One of the supreme masterpieces of Weimar-era German cinema is set to make its Chicago re-premiere at the University of Chicago’s Film Studies Center on Sunday, October 2. Director E.A. Dupont’s Variete will screen in a new restoration with live accompaniment by the percussion-heavy three-man ensemble known as the Alloy Orchestra. Although I haven’t yet heard this new score, the Hollywood Reporter called it “indispensable,” and said the film is "the vintage restoration sensation of the year.” Considering that Alloy’s score for Dziga Vertov’s Man with a Movie Camera is the greatest I’ve heard for any silent film, this upcoming screening should be considered essential viewing for local cinephiles.
◇ ◇ ◇ ◇ ◇ ◇ ◇
> **Set tasks**:
a: In the screening announcement, set down the passage word for word, beginning at "One of the supreme" and stopping after "for local cinephiles.".
b: According to the screening announcement, which ensemble will provide live accompaniment for Variete?

> **Information provided**:
◇ ◇ ◇ ◇ ◇ ◇ ◇
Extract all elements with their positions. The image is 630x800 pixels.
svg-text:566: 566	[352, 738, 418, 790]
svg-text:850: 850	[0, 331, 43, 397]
◇ ◇ ◇ ◇ ◇ ◇ ◇
> **Problem solutions**:
a:
One of the supreme masterpieces of Weimar-era German cinema is set to make its Chicago re-premiere at the University of Chicago’s Film Studies Center on Sunday, October 2. Director E.A. Dupont’s Variete will screen in a new restoration with live accompaniment by the percussion-heavy three-man ensemble known as the Alloy Orchestra. Although I haven’t yet heard this new score, the Hollywood Reporter called it “indispensable,” and said the film is "the vintage restoration sensation of the year.” Considering that Alloy’s score for Dziga Vertov’s Man with a Movie Camera is the greatest I’ve heard for any silent film, this upcoming screening should be considered essential viewing for local cinephiles.

b: The Alloy Orchestra, a percussion-heavy three-man ensemble.